Stored records start
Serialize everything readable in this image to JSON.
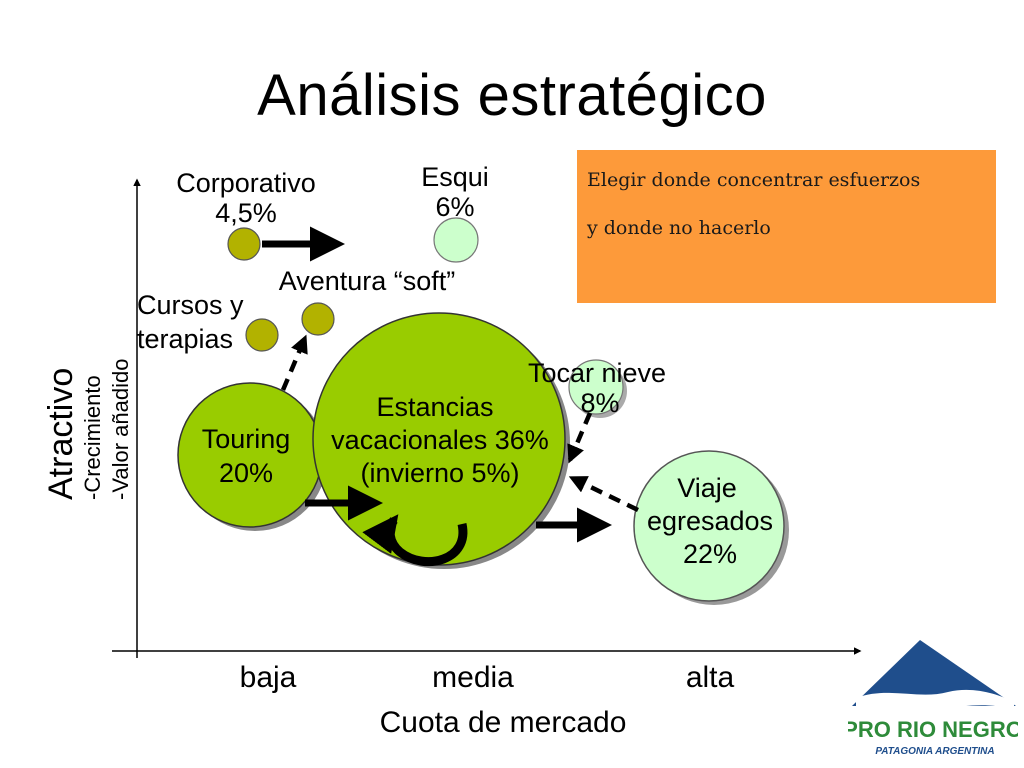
{
  "title": "Análisis estratégico",
  "note": {
    "line1": "Elegir donde concentrar esfuerzos",
    "line2": "y donde no hacerlo"
  },
  "axes": {
    "y_main": "Atractivo",
    "y_sub1": "-Crecimiento",
    "y_sub2": "-Valor añadido",
    "x_ticks": [
      "baja",
      "media",
      "alta"
    ],
    "x_label": "Cuota de mercado"
  },
  "bubbles": {
    "corporativo": {
      "name": "Corporativo",
      "pct": "4,5%"
    },
    "esqui": {
      "name": "Esqui",
      "pct": "6%"
    },
    "aventura": {
      "name": "Aventura “soft”"
    },
    "cursos": {
      "line1": "Cursos y",
      "line2": "terapias"
    },
    "tocar": {
      "name": "Tocar nieve",
      "pct": "8%"
    },
    "touring": {
      "name": "Touring",
      "pct": "20%"
    },
    "estancias": {
      "line1": "Estancias",
      "line2": "vacacionales 36%",
      "line3": "(invierno 5%)"
    },
    "viaje": {
      "line1": "Viaje",
      "line2": "egresados",
      "line3": "22%"
    }
  },
  "logo": {
    "line1": "PRO RIO NEGRO",
    "line2": "PATAGONIA ARGENTINA"
  },
  "colors": {
    "big_bubble": "#99cc00",
    "light_bubble": "#ccffcc",
    "small_bubble": "#b2b200",
    "note_bg": "#fd9a3a",
    "logo_blue": "#1f4e8c",
    "logo_green": "#2e8b3a"
  }
}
Stored records end
[Work required] Pictures don't belong in the copy. Restate all the entries exactly.

[Complete output]
Serialize everything readable in this image to JSON.
{
  "title": "Análisis estratégico",
  "note": {
    "line1": "Elegir donde concentrar esfuerzos",
    "line2": "y donde no hacerlo"
  },
  "axes": {
    "y_main": "Atractivo",
    "y_sub1": "-Crecimiento",
    "y_sub2": "-Valor añadido",
    "x_ticks": [
      "baja",
      "media",
      "alta"
    ],
    "x_label": "Cuota de mercado"
  },
  "bubbles": {
    "corporativo": {
      "name": "Corporativo",
      "pct": "4,5%"
    },
    "esqui": {
      "name": "Esqui",
      "pct": "6%"
    },
    "aventura": {
      "name": "Aventura “soft”"
    },
    "cursos": {
      "line1": "Cursos y",
      "line2": "terapias"
    },
    "tocar": {
      "name": "Tocar nieve",
      "pct": "8%"
    },
    "touring": {
      "name": "Touring",
      "pct": "20%"
    },
    "estancias": {
      "line1": "Estancias",
      "line2": "vacacionales 36%",
      "line3": "(invierno 5%)"
    },
    "viaje": {
      "line1": "Viaje",
      "line2": "egresados",
      "line3": "22%"
    }
  },
  "logo": {
    "line1": "PRO RIO NEGRO",
    "line2": "PATAGONIA ARGENTINA"
  },
  "colors": {
    "big_bubble": "#99cc00",
    "light_bubble": "#ccffcc",
    "small_bubble": "#b2b200",
    "note_bg": "#fd9a3a",
    "logo_blue": "#1f4e8c",
    "logo_green": "#2e8b3a"
  }
}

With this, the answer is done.